--- BEGIN Extracted information ---

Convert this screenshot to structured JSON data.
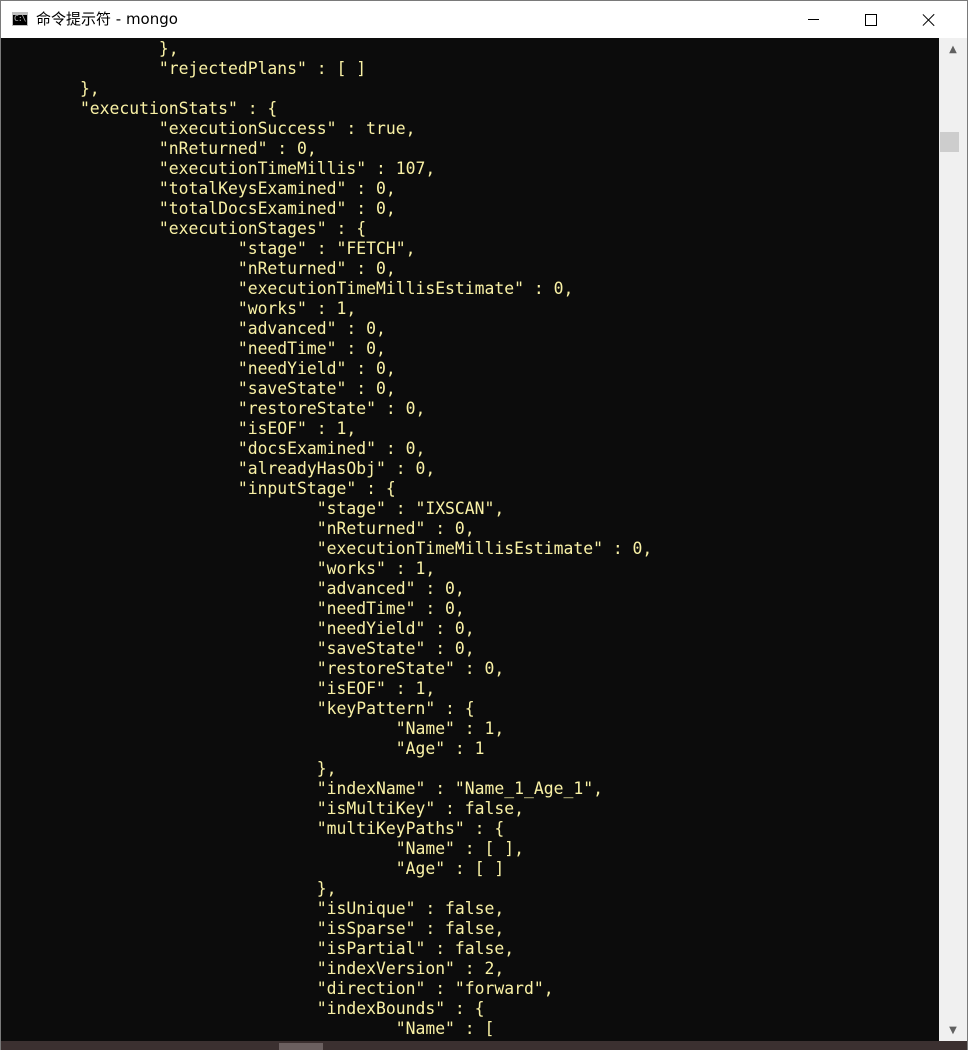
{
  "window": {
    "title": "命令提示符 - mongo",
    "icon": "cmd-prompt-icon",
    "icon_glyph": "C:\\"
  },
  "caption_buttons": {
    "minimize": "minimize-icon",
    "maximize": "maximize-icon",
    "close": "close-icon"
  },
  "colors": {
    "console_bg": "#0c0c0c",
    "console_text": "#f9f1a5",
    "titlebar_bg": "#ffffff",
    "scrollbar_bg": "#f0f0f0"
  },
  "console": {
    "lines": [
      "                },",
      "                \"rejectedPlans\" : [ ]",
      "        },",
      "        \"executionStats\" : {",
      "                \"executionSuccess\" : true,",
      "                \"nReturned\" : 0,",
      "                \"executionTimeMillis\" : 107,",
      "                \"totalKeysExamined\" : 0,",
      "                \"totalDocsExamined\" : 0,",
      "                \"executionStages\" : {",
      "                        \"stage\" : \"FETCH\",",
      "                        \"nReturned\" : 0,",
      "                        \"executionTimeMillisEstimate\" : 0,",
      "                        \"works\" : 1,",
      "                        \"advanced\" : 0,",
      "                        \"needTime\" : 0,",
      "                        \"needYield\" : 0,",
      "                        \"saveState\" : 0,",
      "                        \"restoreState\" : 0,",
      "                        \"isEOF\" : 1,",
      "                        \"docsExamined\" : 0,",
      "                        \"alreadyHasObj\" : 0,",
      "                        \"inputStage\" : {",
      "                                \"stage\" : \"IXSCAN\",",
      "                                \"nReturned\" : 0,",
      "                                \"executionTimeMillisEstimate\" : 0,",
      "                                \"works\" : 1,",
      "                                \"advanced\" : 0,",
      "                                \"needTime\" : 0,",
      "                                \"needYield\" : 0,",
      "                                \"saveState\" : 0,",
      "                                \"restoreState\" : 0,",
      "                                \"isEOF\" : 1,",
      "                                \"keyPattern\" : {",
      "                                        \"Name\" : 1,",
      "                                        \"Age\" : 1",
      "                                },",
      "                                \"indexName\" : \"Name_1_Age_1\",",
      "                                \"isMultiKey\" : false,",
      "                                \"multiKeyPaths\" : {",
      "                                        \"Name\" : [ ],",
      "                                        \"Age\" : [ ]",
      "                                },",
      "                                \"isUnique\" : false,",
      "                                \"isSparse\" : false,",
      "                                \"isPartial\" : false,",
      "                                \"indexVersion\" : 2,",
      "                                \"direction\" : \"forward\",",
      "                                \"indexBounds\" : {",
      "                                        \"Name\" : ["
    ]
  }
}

--- END Extracted information ---

All of the material above needs to be restated exactly, with no pictures.

* _Full output_:
Convert this screenshot to structured JSON data.
{
  "window": {
    "title": "命令提示符 - mongo",
    "icon": "cmd-prompt-icon",
    "icon_glyph": "C:\\"
  },
  "caption_buttons": {
    "minimize": "minimize-icon",
    "maximize": "maximize-icon",
    "close": "close-icon"
  },
  "colors": {
    "console_bg": "#0c0c0c",
    "console_text": "#f9f1a5",
    "titlebar_bg": "#ffffff",
    "scrollbar_bg": "#f0f0f0"
  },
  "console": {
    "lines": [
      "                },",
      "                \"rejectedPlans\" : [ ]",
      "        },",
      "        \"executionStats\" : {",
      "                \"executionSuccess\" : true,",
      "                \"nReturned\" : 0,",
      "                \"executionTimeMillis\" : 107,",
      "                \"totalKeysExamined\" : 0,",
      "                \"totalDocsExamined\" : 0,",
      "                \"executionStages\" : {",
      "                        \"stage\" : \"FETCH\",",
      "                        \"nReturned\" : 0,",
      "                        \"executionTimeMillisEstimate\" : 0,",
      "                        \"works\" : 1,",
      "                        \"advanced\" : 0,",
      "                        \"needTime\" : 0,",
      "                        \"needYield\" : 0,",
      "                        \"saveState\" : 0,",
      "                        \"restoreState\" : 0,",
      "                        \"isEOF\" : 1,",
      "                        \"docsExamined\" : 0,",
      "                        \"alreadyHasObj\" : 0,",
      "                        \"inputStage\" : {",
      "                                \"stage\" : \"IXSCAN\",",
      "                                \"nReturned\" : 0,",
      "                                \"executionTimeMillisEstimate\" : 0,",
      "                                \"works\" : 1,",
      "                                \"advanced\" : 0,",
      "                                \"needTime\" : 0,",
      "                                \"needYield\" : 0,",
      "                                \"saveState\" : 0,",
      "                                \"restoreState\" : 0,",
      "                                \"isEOF\" : 1,",
      "                                \"keyPattern\" : {",
      "                                        \"Name\" : 1,",
      "                                        \"Age\" : 1",
      "                                },",
      "                                \"indexName\" : \"Name_1_Age_1\",",
      "                                \"isMultiKey\" : false,",
      "                                \"multiKeyPaths\" : {",
      "                                        \"Name\" : [ ],",
      "                                        \"Age\" : [ ]",
      "                                },",
      "                                \"isUnique\" : false,",
      "                                \"isSparse\" : false,",
      "                                \"isPartial\" : false,",
      "                                \"indexVersion\" : 2,",
      "                                \"direction\" : \"forward\",",
      "                                \"indexBounds\" : {",
      "                                        \"Name\" : ["
    ]
  }
}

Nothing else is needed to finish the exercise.